WHAT IS REQUIRED
Locate the string "això" in the records below. Copy every line where it occurs.

ENTRIES SHOWN
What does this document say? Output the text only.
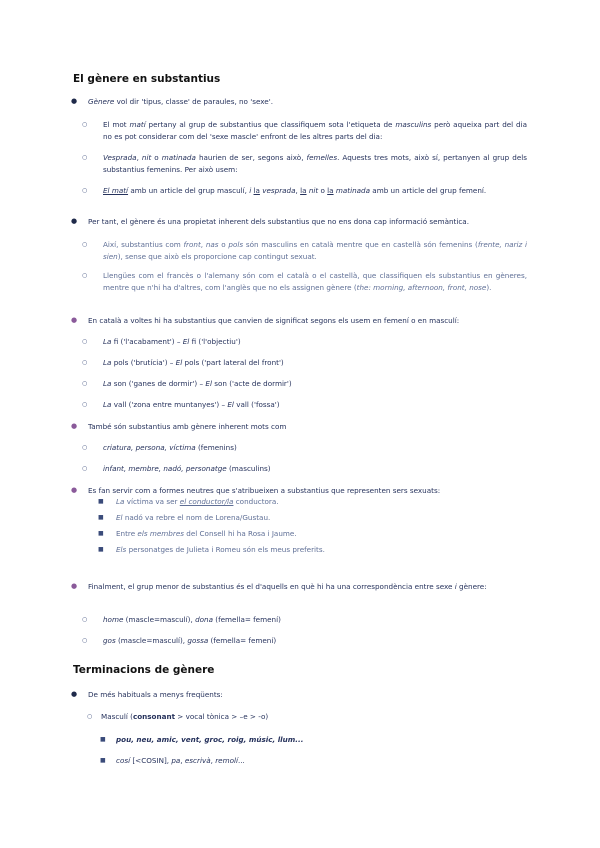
El gènere en substantius
● Gènere vol dir 'tipus, classe' de paraules, no 'sexe'.
○ El mot matí pertany al grup de substantius que classifiquem sota l'etiqueta de masculins però aqueixa part del dia no es pot considerar com del 'sexe mascle' enfront de les altres parts del dia:
○ Vesprada, nit o matinada haurien de ser, segons això, femelles. Aquests tres mots, això sí, pertanyen al grup dels substantius femenins. Per això usem:
○ El matí amb un article del grup masculí, i la vesprada, la nit o la matinada amb un article del grup femení.
● Per tant, el gènere és una propietat inherent dels substantius que no ens dona cap informació semàntica.
○ Així, substantius com front, nas o pols són masculins en català mentre que en castellà són femenins (frente, nariz i sien), sense que això els proporcione cap contingut sexuat.
○ Llengües com el francès o l'alemany són com el català o el castellà, que classifiquen els substantius en gèneres, mentre que n'hi ha d'altres, com l'anglès que no els assignen gènere (the: morning, afternoon, front, nose).
● En català a voltes hi ha substantius que canvien de significat segons els usem en femení o en masculí:
○ La fi ('l'acabament') – El fi ('l'objectiu')
○ La pols ('brutícia') – El pols ('part lateral del front')
○ La son ('ganes de dormir') – El son ('acte de dormir')
○ La vall ('zona entre muntanyes') – El vall ('fossa')
● També són substantius amb gènere inherent mots com
○ criatura, persona, víctima (femenins)
○ infant, membre, nadó, personatge (masculins)
● Es fan servir com a formes neutres que s'atribueixen a substantius que representen sers sexuats:
■ La víctima va ser el conductor/la conductora.
■ El nadó va rebre el nom de Lorena/Gustau.
■ Entre els membres del Consell hi ha Rosa i Jaume.
■ Els personatges de Julieta i Romeu són els meus preferits.
● Finalment, el grup menor de substantius és el d'aquells en què hi ha una correspondència entre sexe i gènere:
○ home (mascle=masculí), dona (femella= femení)
○ gos (mascle=masculí), gossa (femella= femení)
Terminacions de gènere
● De més habituals a menys freqüents:
○ Masculí (consonant > vocal tònica > –e > -o)
■ pou, neu, amic, vent, groc, roig, músic, llum...
■ cosí [<COSIN], pa, escrivà, remolí...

RESULT
○ Vesprada, nit o matinada haurien de ser, segons això, femelles. Aquests tres mots, això sí, pertanyen al grup dels substantius femenins. Per això usem:
○ Així, substantius com front, nas o pols són masculins en català mentre que en castellà són femenins (frente, nariz i sien), sense que això els proporcione cap contingut sexuat.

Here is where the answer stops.